--- START OF Task data ---

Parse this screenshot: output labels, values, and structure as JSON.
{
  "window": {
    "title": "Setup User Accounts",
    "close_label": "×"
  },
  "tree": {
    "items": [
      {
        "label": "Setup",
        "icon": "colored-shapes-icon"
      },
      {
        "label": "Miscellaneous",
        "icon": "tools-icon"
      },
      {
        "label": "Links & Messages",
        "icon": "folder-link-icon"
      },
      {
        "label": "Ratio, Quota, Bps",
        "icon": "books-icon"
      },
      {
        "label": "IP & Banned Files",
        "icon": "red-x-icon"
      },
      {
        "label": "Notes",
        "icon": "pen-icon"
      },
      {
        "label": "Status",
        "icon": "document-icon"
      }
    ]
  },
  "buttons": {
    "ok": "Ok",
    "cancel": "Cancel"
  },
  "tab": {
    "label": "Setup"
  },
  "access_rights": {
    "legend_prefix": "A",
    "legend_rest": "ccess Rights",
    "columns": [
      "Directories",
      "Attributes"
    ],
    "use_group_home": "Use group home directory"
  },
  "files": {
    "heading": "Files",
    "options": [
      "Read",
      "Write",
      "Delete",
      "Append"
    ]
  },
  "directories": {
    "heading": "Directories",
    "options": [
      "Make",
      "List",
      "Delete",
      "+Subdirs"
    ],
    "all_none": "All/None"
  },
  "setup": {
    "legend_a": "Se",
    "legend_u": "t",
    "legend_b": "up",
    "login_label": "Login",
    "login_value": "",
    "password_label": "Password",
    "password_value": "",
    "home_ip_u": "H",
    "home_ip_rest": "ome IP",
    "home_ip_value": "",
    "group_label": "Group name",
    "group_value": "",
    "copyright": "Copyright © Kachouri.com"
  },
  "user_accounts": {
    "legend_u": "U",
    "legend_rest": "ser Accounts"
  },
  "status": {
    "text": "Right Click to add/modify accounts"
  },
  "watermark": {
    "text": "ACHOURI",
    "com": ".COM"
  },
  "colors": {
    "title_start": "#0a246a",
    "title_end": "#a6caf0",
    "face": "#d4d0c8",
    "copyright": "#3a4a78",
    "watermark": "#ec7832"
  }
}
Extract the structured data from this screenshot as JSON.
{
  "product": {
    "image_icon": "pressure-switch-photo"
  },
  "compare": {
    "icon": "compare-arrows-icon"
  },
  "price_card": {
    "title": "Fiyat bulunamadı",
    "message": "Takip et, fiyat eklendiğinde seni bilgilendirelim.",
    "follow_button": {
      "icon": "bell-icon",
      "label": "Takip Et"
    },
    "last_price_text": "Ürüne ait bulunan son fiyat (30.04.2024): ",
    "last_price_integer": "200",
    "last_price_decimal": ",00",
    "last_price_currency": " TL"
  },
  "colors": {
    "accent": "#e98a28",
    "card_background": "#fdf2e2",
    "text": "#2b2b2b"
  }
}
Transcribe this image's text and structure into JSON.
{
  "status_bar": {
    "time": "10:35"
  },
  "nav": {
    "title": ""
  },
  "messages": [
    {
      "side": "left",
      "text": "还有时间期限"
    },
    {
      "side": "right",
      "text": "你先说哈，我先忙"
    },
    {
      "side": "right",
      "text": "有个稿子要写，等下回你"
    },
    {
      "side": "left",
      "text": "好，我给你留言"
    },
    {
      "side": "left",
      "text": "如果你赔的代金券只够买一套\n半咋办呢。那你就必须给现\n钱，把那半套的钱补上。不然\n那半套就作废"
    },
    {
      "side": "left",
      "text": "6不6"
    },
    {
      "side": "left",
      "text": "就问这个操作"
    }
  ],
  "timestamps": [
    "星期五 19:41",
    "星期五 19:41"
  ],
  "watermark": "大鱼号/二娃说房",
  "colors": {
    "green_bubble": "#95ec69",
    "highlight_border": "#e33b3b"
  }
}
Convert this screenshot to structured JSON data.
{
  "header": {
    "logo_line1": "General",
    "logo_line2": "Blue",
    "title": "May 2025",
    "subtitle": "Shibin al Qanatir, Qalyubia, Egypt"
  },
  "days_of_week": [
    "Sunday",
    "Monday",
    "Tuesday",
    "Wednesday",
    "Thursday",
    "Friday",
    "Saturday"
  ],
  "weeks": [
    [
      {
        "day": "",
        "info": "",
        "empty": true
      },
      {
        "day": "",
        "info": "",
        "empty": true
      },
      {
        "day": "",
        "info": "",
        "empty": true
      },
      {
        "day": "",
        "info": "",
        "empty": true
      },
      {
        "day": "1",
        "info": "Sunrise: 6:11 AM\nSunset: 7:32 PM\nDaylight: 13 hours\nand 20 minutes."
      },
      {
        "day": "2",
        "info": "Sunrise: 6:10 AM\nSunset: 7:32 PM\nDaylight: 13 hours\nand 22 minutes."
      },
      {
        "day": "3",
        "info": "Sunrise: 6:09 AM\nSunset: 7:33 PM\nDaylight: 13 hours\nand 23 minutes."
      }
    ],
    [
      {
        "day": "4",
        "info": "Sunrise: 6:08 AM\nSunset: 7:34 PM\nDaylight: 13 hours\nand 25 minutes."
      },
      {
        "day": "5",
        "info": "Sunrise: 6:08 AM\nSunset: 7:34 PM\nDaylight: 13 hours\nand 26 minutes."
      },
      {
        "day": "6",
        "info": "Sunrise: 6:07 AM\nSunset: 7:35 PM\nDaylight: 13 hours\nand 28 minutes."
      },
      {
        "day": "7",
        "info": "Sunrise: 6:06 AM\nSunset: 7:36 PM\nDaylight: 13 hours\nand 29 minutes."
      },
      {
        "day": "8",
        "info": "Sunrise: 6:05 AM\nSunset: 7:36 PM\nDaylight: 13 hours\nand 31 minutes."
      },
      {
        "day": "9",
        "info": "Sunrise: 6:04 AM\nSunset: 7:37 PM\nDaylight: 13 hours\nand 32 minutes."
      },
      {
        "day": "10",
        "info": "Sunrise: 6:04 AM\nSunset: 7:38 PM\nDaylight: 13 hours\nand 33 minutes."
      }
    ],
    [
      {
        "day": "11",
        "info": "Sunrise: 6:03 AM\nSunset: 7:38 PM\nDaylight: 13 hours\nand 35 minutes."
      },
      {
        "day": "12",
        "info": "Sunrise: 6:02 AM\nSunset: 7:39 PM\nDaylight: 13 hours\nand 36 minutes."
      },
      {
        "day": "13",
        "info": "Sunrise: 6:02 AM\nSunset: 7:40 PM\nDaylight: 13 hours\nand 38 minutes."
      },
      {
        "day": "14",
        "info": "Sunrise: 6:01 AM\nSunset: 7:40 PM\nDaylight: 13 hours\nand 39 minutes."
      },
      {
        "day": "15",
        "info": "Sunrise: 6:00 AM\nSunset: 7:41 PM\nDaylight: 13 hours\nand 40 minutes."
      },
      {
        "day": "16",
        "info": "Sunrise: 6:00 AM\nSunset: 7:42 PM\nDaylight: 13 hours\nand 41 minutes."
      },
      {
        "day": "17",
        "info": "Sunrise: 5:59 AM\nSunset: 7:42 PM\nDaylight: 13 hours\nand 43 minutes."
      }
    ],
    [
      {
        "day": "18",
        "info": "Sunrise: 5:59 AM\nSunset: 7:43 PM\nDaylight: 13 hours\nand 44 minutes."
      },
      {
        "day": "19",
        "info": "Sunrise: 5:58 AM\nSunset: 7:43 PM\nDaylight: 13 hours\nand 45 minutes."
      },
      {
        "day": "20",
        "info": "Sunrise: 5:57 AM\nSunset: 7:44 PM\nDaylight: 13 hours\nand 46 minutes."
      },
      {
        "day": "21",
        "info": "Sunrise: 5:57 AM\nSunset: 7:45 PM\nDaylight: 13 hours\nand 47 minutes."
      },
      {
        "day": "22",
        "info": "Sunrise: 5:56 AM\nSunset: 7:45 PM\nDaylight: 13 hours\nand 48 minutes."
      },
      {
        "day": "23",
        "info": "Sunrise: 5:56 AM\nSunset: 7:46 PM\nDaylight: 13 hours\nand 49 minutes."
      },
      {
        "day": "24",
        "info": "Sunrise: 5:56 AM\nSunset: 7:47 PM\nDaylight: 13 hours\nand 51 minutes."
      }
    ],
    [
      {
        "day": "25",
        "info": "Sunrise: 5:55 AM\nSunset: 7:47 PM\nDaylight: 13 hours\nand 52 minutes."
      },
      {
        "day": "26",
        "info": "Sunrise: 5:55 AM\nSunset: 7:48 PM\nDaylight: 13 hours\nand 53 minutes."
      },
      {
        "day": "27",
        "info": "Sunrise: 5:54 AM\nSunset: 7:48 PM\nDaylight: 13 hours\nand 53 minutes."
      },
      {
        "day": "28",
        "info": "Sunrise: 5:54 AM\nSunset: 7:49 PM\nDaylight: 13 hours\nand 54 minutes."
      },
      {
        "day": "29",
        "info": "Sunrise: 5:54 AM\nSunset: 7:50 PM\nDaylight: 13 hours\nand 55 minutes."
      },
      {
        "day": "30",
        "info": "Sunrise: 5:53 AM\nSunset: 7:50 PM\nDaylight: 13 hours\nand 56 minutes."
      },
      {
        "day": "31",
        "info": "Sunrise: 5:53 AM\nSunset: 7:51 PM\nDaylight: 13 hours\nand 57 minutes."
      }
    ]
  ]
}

--- END OF Task data ---

◆ **Requirements**:
Respond with nothing but the number of lines in the entries that contain the string "JSON".

◆ **Result below**:
4